| Source extract |

>>

Tuesday, August 24, 2004

England

ENGLAND
Hi Everyone,
Greetings from England. I am in London as I write this letter, I have been in England for about 6 nights and 5 days so far. I arrived and was met at Stanfeld airport by my old traveling mate Darren and we drove to his house in Kettering Northhamptonshire. I stayed there for 3 days. What a great time I had there!!
Darren lives in a nice old Victorian kind of house with his girlfriend and her two teenage daughters.
The first day there we cruised all around Northhampshire and visited an old airforce World war two base and went to a "proper" English pub where I tried 6 kinds of "Bitters" which are like beer but the bubbles are much smaller, the head creamier and they serve them at about cellar temperature instead of real cold. They are not really that bitter tasting. They taste good. After the barmaid let me taste all of them I picked one out and had a pint. Darren was drinking cider and I tried that too. It was okay but I liked the bitters better. Then we took off to a little cottage that was an oldfashion tea house. Totally cool. English People put milk in their tea. The quantity of milk is called a spot. so you ask for a spot of milk . Okay I`m learning...
For dinner I had to have Fish and Chips it being my first night in town I have to try Englands most famous dish. I had a fish called plaice. I had never before had this. The funny thing is that when I was in Chef school I wrote a report on Flat fish and Knew all about the fish but it was the first time I tried it because it is largely unavailable outside England. It is similar to sole or flounder, it was totally tasty. these guys plut everything in a batter, and deep fry it, I think I must have ingested a pint of oil with my meal. I am really not used to fried foods anymore. I also tried another english specialty called Mushy Peas. Now yer talking. These are fresh green peas that are mashed its kind of like eating split pea soup with a fork. I liked this item.
Next day we had a couple of parties to go to, and I was thoroughly entertained and amused. Helen`s (Darrens girlfriend) two daughters have a birthday that is only a couple of weeks apart so they had a combined birthday party with about 30 teenagers and 8 adults. Helens mother catered it with homemade pizzas and sausage rolls (like pigs in a blanket but much better) and lots of cakes and other little snacky stuff.

<<

| Work to complete |
Write out the passage of the travel letter from England starting at "Next day we" and ending at "little snacky stuff.".

| Recorded information |
>>

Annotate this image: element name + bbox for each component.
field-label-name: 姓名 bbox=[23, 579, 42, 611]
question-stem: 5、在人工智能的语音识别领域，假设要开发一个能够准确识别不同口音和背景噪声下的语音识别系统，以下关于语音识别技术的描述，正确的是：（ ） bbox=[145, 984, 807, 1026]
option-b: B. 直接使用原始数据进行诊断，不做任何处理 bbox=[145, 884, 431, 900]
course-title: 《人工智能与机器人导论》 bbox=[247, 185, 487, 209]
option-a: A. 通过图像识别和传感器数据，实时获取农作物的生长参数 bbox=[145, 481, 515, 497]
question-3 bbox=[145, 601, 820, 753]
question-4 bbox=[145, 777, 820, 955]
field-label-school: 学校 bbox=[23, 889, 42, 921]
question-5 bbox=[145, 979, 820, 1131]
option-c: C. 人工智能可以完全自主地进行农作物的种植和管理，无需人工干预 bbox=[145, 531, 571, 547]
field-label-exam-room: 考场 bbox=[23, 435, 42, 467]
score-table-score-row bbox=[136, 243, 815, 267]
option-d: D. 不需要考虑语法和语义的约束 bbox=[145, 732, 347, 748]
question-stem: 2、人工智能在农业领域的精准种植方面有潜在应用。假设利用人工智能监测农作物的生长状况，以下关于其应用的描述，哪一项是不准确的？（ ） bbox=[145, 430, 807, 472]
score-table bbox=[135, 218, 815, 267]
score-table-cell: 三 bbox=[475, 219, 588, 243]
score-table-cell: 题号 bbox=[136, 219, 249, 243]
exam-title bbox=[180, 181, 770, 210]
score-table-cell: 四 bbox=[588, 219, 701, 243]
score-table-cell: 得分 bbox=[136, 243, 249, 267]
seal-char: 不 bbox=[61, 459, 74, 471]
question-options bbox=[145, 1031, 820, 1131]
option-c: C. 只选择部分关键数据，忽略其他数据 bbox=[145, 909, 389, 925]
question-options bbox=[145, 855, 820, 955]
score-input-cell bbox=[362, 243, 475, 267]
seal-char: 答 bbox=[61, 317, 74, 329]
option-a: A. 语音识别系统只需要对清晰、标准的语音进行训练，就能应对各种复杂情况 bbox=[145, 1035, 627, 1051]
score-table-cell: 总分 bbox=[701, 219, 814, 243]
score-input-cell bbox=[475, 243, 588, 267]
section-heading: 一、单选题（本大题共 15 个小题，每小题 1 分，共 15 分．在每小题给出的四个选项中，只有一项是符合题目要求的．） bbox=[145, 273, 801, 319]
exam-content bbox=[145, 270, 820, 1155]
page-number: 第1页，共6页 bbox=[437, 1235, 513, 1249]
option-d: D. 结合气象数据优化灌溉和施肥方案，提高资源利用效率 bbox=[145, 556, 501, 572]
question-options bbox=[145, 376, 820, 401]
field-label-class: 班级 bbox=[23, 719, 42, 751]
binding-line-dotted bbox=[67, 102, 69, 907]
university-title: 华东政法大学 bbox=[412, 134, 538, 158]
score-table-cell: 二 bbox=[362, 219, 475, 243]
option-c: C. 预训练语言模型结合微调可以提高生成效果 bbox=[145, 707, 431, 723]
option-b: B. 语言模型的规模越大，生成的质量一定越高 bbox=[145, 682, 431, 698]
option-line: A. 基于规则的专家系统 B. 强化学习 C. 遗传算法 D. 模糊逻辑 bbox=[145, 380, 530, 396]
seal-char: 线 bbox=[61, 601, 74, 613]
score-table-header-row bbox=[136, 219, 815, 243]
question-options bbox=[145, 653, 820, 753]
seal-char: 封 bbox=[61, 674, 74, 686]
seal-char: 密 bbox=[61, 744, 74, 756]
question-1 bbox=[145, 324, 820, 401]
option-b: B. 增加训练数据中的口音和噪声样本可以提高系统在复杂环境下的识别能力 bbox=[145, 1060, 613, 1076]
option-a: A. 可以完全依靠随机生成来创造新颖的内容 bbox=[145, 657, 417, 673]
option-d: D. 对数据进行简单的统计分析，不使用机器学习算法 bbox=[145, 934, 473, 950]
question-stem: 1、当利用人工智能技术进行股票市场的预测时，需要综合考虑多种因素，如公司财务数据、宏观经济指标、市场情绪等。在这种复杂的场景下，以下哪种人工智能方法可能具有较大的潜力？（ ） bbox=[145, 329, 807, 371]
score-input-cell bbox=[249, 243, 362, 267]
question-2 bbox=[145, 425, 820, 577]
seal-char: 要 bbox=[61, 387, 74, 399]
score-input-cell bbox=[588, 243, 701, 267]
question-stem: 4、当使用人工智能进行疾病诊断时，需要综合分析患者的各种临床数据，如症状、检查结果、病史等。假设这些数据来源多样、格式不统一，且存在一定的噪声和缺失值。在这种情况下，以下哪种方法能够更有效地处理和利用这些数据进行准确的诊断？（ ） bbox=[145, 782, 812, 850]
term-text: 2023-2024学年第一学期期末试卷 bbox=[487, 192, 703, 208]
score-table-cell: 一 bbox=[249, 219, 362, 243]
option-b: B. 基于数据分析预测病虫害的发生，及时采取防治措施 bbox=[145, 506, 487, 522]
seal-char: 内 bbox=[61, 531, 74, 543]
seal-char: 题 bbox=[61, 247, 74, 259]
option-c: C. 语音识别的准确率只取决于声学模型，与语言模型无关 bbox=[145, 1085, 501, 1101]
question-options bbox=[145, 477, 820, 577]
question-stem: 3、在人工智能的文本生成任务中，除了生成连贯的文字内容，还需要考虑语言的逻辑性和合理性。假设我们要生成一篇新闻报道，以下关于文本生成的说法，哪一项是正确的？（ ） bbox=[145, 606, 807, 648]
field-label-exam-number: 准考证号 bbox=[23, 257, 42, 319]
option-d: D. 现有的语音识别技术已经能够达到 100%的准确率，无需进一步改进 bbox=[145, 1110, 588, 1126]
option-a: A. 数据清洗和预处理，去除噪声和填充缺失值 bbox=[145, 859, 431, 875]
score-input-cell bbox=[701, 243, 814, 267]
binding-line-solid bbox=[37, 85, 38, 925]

<<

| The output |
Next day we had a couple of parties to go to, and I was thoroughly entertained and amused. Helen`s (Darrens girlfriend) two daughters have a birthday that is only a couple of weeks apart so they had a combined birthday party with about 30 teenagers and 8 adults. Helens mother catered it with homemade pizzas and sausage rolls (like pigs in a blanket but much better) and lots of cakes and other little snacky stuff.